Copy the items from the first line down to and including the line containing "calendar-cell: 18 Sunrise: 5:31", replacing every "Sunset" with "Dusk" and keeping everything else unchanged.

━━━

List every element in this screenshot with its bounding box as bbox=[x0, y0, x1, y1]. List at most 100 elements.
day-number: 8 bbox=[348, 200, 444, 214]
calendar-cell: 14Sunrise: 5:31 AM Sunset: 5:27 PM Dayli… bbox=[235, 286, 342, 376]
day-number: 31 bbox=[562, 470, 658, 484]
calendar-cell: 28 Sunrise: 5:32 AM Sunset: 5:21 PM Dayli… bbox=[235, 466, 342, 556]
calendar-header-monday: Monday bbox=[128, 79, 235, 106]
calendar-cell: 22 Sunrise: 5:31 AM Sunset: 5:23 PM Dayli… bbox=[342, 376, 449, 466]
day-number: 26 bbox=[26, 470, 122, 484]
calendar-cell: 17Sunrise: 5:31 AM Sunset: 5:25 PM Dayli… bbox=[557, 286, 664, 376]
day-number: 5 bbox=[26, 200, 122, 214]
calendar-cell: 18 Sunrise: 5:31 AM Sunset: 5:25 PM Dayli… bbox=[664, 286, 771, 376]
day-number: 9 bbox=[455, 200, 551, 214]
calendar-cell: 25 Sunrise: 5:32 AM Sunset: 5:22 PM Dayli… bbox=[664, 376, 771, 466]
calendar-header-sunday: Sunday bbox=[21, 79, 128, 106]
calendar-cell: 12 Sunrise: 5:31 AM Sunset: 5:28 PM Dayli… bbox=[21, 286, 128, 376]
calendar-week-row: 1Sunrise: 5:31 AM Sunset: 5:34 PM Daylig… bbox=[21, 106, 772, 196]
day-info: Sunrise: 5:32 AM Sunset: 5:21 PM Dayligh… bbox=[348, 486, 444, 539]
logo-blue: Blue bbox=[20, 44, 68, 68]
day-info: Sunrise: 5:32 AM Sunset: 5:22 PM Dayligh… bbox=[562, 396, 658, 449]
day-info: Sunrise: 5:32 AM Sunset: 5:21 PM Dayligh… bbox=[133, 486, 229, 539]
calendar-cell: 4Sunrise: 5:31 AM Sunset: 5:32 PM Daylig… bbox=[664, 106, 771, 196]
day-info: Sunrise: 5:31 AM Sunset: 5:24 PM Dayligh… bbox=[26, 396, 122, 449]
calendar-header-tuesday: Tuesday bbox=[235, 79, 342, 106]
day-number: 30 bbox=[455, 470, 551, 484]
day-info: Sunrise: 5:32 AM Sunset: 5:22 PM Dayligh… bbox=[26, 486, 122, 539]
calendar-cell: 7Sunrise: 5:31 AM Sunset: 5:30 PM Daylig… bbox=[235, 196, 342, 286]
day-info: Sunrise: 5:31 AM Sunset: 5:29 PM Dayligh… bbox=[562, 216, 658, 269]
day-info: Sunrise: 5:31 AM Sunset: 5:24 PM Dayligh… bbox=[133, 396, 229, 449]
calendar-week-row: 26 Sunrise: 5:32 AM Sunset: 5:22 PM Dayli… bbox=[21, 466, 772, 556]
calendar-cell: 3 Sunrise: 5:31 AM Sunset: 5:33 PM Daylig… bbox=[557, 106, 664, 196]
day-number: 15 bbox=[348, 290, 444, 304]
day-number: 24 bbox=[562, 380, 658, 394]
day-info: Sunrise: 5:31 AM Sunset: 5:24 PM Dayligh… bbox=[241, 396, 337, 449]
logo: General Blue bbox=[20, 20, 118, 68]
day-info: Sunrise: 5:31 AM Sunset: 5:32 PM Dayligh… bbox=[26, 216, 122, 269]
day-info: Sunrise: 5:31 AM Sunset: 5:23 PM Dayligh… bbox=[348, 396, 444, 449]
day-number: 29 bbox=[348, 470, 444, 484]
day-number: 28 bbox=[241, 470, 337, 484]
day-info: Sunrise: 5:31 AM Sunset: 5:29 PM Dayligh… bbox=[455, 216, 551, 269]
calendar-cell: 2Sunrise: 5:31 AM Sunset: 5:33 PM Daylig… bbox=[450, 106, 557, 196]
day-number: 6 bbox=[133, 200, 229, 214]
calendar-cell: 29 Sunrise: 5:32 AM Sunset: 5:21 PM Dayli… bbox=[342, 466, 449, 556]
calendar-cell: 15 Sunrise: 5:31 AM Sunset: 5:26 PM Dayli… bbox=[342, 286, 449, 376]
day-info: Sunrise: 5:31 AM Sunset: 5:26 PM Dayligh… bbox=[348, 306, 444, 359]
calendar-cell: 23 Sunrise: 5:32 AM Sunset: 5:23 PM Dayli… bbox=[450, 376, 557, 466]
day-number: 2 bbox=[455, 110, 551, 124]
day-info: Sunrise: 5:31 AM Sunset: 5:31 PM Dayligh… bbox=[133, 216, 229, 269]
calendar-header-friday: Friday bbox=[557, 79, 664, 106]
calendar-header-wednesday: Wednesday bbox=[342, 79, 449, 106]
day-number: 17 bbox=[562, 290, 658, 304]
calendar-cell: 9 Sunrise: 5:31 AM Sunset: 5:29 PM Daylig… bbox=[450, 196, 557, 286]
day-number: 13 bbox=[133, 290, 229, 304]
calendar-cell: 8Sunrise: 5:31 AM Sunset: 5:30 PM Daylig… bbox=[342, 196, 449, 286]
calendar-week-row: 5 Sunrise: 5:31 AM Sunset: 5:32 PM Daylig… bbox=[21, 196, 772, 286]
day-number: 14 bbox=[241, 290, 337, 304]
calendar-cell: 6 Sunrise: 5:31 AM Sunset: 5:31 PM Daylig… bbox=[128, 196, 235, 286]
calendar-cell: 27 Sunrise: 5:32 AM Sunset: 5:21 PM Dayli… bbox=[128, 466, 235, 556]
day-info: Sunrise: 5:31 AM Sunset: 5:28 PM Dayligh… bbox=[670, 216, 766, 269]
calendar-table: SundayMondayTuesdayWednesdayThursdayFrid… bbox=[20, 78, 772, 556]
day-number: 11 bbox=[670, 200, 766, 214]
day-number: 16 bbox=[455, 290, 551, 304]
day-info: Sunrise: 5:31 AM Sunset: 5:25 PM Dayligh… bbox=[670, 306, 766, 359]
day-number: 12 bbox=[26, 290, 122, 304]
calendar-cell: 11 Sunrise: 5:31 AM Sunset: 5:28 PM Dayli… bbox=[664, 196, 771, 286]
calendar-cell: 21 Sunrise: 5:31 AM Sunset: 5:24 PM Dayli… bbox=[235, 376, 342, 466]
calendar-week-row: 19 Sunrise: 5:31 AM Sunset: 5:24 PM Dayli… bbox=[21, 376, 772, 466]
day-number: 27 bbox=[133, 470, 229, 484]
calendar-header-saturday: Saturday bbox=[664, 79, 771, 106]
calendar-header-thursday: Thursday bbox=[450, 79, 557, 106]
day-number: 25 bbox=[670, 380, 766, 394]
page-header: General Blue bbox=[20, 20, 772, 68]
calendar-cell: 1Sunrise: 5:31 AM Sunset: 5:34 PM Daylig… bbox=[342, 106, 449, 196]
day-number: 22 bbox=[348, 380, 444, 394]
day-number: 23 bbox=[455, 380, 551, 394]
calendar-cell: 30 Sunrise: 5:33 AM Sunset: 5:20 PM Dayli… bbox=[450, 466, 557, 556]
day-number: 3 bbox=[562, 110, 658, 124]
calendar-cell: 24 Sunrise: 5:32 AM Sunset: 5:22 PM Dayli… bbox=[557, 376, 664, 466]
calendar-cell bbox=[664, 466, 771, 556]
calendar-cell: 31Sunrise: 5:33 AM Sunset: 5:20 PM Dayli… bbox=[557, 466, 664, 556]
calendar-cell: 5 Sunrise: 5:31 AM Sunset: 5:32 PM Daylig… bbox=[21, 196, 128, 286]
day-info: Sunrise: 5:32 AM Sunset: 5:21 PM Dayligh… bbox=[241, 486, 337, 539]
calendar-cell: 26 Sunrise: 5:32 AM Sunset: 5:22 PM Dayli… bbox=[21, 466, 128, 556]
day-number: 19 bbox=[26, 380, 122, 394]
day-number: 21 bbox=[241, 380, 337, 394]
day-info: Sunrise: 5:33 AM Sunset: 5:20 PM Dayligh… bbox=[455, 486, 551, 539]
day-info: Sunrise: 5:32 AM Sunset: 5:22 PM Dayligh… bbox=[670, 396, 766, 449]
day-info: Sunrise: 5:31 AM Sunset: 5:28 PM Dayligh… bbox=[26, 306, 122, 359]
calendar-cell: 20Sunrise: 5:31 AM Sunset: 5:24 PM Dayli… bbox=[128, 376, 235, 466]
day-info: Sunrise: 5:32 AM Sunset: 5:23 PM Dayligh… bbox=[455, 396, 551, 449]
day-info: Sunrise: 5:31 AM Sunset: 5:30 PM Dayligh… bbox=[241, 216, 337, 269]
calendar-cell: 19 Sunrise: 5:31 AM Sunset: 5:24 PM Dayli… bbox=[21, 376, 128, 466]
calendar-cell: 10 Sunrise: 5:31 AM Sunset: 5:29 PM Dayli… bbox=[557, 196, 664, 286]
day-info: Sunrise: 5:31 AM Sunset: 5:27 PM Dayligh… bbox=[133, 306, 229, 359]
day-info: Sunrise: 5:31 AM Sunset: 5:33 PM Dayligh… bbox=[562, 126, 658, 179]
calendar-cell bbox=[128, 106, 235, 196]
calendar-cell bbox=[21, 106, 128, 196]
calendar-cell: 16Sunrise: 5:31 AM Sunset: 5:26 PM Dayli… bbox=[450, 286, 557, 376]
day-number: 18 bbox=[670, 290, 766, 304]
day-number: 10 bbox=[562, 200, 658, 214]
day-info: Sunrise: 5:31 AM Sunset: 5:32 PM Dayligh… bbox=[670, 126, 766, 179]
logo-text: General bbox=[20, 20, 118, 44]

━━━

ANSWER TO THE PROBLEM:
List every element in this screenshot with its bounding box as bbox=[x0, y0, x1, y1]. List at most 100 elements.
day-number: 8 bbox=[348, 200, 444, 214]
calendar-cell: 14Sunrise: 5:31 AM Dusk: 5:27 PM Dayli… bbox=[235, 286, 342, 376]
day-number: 31 bbox=[562, 470, 658, 484]
calendar-cell: 28 Sunrise: 5:32 AM Dusk: 5:21 PM Dayli… bbox=[235, 466, 342, 556]
calendar-header-monday: Monday bbox=[128, 79, 235, 106]
calendar-cell: 22 Sunrise: 5:31 AM Dusk: 5:23 PM Dayli… bbox=[342, 376, 449, 466]
day-number: 26 bbox=[26, 470, 122, 484]
calendar-cell: 17Sunrise: 5:31 AM Dusk: 5:25 PM Dayli… bbox=[557, 286, 664, 376]
day-number: 5 bbox=[26, 200, 122, 214]
calendar-cell: 18 Sunrise: 5:31 AM Dusk: 5:25 PM Dayli… bbox=[664, 286, 771, 376]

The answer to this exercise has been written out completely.